Source extract:

---

The clock is ticking

The climate crisis is not an ‘all or nothing’ game. Every fraction of a degree of global temperature increase translates into billions worth of damage, millions of people dead and countless animals and plants destroyed. We might not remain under the relatively safe level of warming of 1.5 degrees recommended by the IPCC, but that doesn’t mean that we should give up fighting. 

Our goal is to reduce CO2  in the atmosphere. There are two ways to achieve this: by reducing emissions and by removing CO2 from the atmosphere. Yet, there are countless actions we can take as individuals to reduce emissions or prevent carbon release in the first place. Every action, no matter how small, counts. So where should we focus our efforts first?

Carbon that doesn’t fit in our budget

We suggest beginning with  “irrecoverable carbon”: an idea presented in a recent study “Protecting irrecoverable carbon in Earth’s ecosystems” published in the science journal Nature. 

The study defines irrecoverable carbon as carbon that cannot be recaptured by the ecosystem within 30 years.

When comparing the climate importance of ecosystems, the irrecoverability of the carbon should be evaluated in conjunction with the total amount of carbon contained by the ecosystem and the rate of loss due to direct human action. For example, tropical forests are rich in carbon stored in trees; but recovering this carbon after the trees are harvested takes decades or centuries because the big trees of primary forest grow back very slowly, if at all.

---

Actions to take:
**A)** Can you reproduce the passage on irrecoverable carbon word for word, beginning at the words "The climate crisis" and stopping after "give up fighting."?
**B)** When comparing the climate importance of ecosystems, which factors does the passage on irrecoverable carbon say should be evaluated together?

Provided records:
---

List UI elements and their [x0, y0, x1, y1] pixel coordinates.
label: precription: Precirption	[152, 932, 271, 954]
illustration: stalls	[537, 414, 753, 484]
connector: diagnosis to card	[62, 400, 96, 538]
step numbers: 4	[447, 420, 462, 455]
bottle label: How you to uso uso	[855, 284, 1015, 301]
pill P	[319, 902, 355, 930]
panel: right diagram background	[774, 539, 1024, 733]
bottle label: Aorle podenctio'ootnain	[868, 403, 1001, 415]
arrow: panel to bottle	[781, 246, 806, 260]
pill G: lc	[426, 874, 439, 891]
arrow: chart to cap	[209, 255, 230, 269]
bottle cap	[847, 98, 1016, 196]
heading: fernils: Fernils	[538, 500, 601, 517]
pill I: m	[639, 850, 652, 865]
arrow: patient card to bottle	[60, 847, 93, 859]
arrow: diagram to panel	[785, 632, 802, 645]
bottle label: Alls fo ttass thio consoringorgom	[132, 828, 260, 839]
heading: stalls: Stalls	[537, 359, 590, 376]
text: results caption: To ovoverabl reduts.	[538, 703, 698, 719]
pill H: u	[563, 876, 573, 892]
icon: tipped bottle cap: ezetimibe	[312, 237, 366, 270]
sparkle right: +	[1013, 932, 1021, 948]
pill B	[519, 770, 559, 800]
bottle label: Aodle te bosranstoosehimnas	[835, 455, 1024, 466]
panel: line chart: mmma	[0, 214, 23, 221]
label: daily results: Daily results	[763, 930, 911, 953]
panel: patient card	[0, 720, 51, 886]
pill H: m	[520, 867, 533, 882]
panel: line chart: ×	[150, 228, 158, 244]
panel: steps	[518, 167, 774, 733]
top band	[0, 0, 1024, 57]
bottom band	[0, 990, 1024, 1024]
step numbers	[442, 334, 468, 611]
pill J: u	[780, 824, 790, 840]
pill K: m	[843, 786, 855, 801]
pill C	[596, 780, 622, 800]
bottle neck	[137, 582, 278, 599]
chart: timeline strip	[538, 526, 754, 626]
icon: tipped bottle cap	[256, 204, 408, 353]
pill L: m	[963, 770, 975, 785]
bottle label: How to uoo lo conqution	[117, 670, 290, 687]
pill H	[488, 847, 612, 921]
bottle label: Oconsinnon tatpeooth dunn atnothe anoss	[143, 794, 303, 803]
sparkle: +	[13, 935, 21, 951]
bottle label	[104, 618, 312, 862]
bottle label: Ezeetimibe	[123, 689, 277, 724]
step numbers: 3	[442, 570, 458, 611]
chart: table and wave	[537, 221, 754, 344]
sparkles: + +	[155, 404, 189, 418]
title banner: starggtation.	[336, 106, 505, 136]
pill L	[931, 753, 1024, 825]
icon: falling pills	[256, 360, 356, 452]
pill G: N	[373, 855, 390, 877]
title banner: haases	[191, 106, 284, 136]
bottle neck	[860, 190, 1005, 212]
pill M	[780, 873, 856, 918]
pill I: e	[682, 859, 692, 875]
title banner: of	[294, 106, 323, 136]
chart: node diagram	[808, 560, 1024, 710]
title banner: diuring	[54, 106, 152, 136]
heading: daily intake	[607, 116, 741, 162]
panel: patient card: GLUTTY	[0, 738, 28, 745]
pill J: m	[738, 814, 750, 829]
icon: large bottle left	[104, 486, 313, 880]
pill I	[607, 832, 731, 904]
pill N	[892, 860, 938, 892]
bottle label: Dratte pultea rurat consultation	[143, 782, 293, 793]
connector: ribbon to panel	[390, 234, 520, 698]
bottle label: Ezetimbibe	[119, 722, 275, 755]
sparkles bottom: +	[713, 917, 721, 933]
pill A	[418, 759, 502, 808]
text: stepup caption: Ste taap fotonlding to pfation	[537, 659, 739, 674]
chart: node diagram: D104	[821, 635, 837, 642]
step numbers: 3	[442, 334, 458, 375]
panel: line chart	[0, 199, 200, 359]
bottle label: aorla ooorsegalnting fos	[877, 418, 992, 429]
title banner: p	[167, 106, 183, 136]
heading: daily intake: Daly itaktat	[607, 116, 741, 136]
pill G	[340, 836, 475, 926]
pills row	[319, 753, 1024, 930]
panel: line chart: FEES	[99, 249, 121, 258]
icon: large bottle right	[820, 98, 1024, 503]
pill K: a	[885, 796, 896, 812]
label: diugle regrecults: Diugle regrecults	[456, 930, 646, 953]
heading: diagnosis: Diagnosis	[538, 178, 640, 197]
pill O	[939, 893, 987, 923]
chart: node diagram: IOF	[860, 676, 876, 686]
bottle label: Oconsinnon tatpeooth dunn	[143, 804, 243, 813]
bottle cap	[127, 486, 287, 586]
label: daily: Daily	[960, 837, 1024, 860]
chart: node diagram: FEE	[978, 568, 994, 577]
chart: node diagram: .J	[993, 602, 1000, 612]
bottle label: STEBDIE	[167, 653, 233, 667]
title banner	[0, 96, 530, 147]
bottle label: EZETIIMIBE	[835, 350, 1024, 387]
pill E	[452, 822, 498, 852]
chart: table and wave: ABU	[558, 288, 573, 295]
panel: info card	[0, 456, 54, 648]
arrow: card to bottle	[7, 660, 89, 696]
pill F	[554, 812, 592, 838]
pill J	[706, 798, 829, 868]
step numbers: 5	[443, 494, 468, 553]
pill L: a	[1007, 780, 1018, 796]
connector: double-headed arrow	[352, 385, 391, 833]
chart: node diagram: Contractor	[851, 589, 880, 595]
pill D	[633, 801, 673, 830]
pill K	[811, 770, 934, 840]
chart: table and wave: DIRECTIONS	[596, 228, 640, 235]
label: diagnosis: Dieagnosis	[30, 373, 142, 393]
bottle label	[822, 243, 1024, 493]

---

Answers below:
**A)**
The climate crisis is not an ‘all or nothing’ game. Every fraction of a degree of global temperature increase translates into billions worth of damage, millions of people dead and countless animals and plants destroyed. We might not remain under the relatively safe level of warming of 1.5 degrees recommended by the IPCC, but that doesn’t mean that we should give up fighting.

**B)**
- The irrecoverability of the carbon
- The total amount of carbon contained by the ecosystem
- The rate of loss due to direct human action